◆ What you have to do
Your task is to print all of the data word for word.

◆ Material to process
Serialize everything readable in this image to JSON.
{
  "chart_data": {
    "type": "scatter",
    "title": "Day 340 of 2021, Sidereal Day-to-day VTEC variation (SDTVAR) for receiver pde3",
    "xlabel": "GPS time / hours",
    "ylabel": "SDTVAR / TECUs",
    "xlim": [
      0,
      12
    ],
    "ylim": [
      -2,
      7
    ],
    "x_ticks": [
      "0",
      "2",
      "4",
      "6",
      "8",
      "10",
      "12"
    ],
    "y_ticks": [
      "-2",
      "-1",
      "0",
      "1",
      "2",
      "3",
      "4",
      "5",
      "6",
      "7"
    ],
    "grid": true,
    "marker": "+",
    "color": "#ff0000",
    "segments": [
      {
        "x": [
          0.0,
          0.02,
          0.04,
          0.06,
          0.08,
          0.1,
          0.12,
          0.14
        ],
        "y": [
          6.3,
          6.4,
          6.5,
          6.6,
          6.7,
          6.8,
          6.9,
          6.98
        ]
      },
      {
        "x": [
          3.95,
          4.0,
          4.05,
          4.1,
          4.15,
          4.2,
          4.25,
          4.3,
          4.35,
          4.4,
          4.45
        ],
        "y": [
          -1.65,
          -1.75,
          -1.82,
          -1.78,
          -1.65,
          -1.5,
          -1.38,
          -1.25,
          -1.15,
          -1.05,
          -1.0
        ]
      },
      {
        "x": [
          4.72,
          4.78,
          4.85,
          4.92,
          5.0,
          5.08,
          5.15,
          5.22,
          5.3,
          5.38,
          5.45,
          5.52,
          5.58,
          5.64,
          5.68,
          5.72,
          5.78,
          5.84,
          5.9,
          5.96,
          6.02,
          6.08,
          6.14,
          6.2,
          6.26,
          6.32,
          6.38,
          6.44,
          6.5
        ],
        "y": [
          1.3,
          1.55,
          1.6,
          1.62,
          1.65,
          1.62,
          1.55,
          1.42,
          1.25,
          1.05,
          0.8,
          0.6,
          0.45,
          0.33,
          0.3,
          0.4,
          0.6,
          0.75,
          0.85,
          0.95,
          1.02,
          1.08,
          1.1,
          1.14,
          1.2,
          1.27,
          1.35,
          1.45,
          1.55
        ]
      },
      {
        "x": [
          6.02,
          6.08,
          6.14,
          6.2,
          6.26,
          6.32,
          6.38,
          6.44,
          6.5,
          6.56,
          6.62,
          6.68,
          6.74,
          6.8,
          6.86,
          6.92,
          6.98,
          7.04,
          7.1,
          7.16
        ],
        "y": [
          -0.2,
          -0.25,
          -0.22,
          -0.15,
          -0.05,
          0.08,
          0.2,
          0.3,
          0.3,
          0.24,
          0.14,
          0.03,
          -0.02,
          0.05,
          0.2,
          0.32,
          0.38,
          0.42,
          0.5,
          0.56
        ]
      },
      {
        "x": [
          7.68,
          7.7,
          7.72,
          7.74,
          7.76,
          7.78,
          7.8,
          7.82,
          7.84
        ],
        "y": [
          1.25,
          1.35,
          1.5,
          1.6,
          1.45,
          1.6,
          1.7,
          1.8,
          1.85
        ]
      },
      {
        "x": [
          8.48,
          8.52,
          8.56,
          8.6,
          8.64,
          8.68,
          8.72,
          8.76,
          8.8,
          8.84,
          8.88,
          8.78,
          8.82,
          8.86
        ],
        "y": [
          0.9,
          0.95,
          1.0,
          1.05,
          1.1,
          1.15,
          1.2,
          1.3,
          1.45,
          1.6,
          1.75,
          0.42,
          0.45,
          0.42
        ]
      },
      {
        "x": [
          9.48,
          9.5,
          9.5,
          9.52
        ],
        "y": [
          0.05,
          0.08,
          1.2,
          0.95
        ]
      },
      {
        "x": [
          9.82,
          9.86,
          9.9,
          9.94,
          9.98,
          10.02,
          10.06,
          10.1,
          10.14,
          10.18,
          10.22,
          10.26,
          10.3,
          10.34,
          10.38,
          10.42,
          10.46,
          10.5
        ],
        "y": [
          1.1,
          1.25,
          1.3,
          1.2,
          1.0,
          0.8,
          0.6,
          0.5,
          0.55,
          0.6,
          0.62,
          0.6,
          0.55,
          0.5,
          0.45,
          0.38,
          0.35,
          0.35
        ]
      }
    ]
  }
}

◆ The answer
Serialize everything readable in this image to JSON.
{
  "chart_data": {
    "type": "scatter",
    "title": "Day 340 of 2021, Sidereal Day-to-day VTEC variation (SDTVAR) for receiver pde3",
    "xlabel": "GPS time / hours",
    "ylabel": "SDTVAR / TECUs",
    "xlim": [
      0,
      12
    ],
    "ylim": [
      -2,
      7
    ],
    "x_ticks": [
      "0",
      "2",
      "4",
      "6",
      "8",
      "10",
      "12"
    ],
    "y_ticks": [
      "-2",
      "-1",
      "0",
      "1",
      "2",
      "3",
      "4",
      "5",
      "6",
      "7"
    ],
    "grid": true,
    "marker": "+",
    "color": "#ff0000",
    "segments": [
      {
        "x": [
          0.0,
          0.02,
          0.04,
          0.06,
          0.08,
          0.1,
          0.12,
          0.14
        ],
        "y": [
          6.3,
          6.4,
          6.5,
          6.6,
          6.7,
          6.8,
          6.9,
          6.98
        ]
      },
      {
        "x": [
          3.95,
          4.0,
          4.05,
          4.1,
          4.15,
          4.2,
          4.25,
          4.3,
          4.35,
          4.4,
          4.45
        ],
        "y": [
          -1.65,
          -1.75,
          -1.82,
          -1.78,
          -1.65,
          -1.5,
          -1.38,
          -1.25,
          -1.15,
          -1.05,
          -1.0
        ]
      },
      {
        "x": [
          4.72,
          4.78,
          4.85,
          4.92,
          5.0,
          5.08,
          5.15,
          5.22,
          5.3,
          5.38,
          5.45,
          5.52,
          5.58,
          5.64,
          5.68,
          5.72,
          5.78,
          5.84,
          5.9,
          5.96,
          6.02,
          6.08,
          6.14,
          6.2,
          6.26,
          6.32,
          6.38,
          6.44,
          6.5
        ],
        "y": [
          1.3,
          1.55,
          1.6,
          1.62,
          1.65,
          1.62,
          1.55,
          1.42,
          1.25,
          1.05,
          0.8,
          0.6,
          0.45,
          0.33,
          0.3,
          0.4,
          0.6,
          0.75,
          0.85,
          0.95,
          1.02,
          1.08,
          1.1,
          1.14,
          1.2,
          1.27,
          1.35,
          1.45,
          1.55
        ]
      },
      {
        "x": [
          6.02,
          6.08,
          6.14,
          6.2,
          6.26,
          6.32,
          6.38,
          6.44,
          6.5,
          6.56,
          6.62,
          6.68,
          6.74,
          6.8,
          6.86,
          6.92,
          6.98,
          7.04,
          7.1,
          7.16
        ],
        "y": [
          -0.2,
          -0.25,
          -0.22,
          -0.15,
          -0.05,
          0.08,
          0.2,
          0.3,
          0.3,
          0.24,
          0.14,
          0.03,
          -0.02,
          0.05,
          0.2,
          0.32,
          0.38,
          0.42,
          0.5,
          0.56
        ]
      },
      {
        "x": [
          7.68,
          7.7,
          7.72,
          7.74,
          7.76,
          7.78,
          7.8,
          7.82,
          7.84
        ],
        "y": [
          1.25,
          1.35,
          1.5,
          1.6,
          1.45,
          1.6,
          1.7,
          1.8,
          1.85
        ]
      },
      {
        "x": [
          8.48,
          8.52,
          8.56,
          8.6,
          8.64,
          8.68,
          8.72,
          8.76,
          8.8,
          8.84,
          8.88,
          8.78,
          8.82,
          8.86
        ],
        "y": [
          0.9,
          0.95,
          1.0,
          1.05,
          1.1,
          1.15,
          1.2,
          1.3,
          1.45,
          1.6,
          1.75,
          0.42,
          0.45,
          0.42
        ]
      },
      {
        "x": [
          9.48,
          9.5,
          9.5,
          9.52
        ],
        "y": [
          0.05,
          0.08,
          1.2,
          0.95
        ]
      },
      {
        "x": [
          9.82,
          9.86,
          9.9,
          9.94,
          9.98,
          10.02,
          10.06,
          10.1,
          10.14,
          10.18,
          10.22,
          10.26,
          10.3,
          10.34,
          10.38,
          10.42,
          10.46,
          10.5
        ],
        "y": [
          1.1,
          1.25,
          1.3,
          1.2,
          1.0,
          0.8,
          0.6,
          0.5,
          0.55,
          0.6,
          0.62,
          0.6,
          0.55,
          0.5,
          0.45,
          0.38,
          0.35,
          0.35
        ]
      }
    ]
  }
}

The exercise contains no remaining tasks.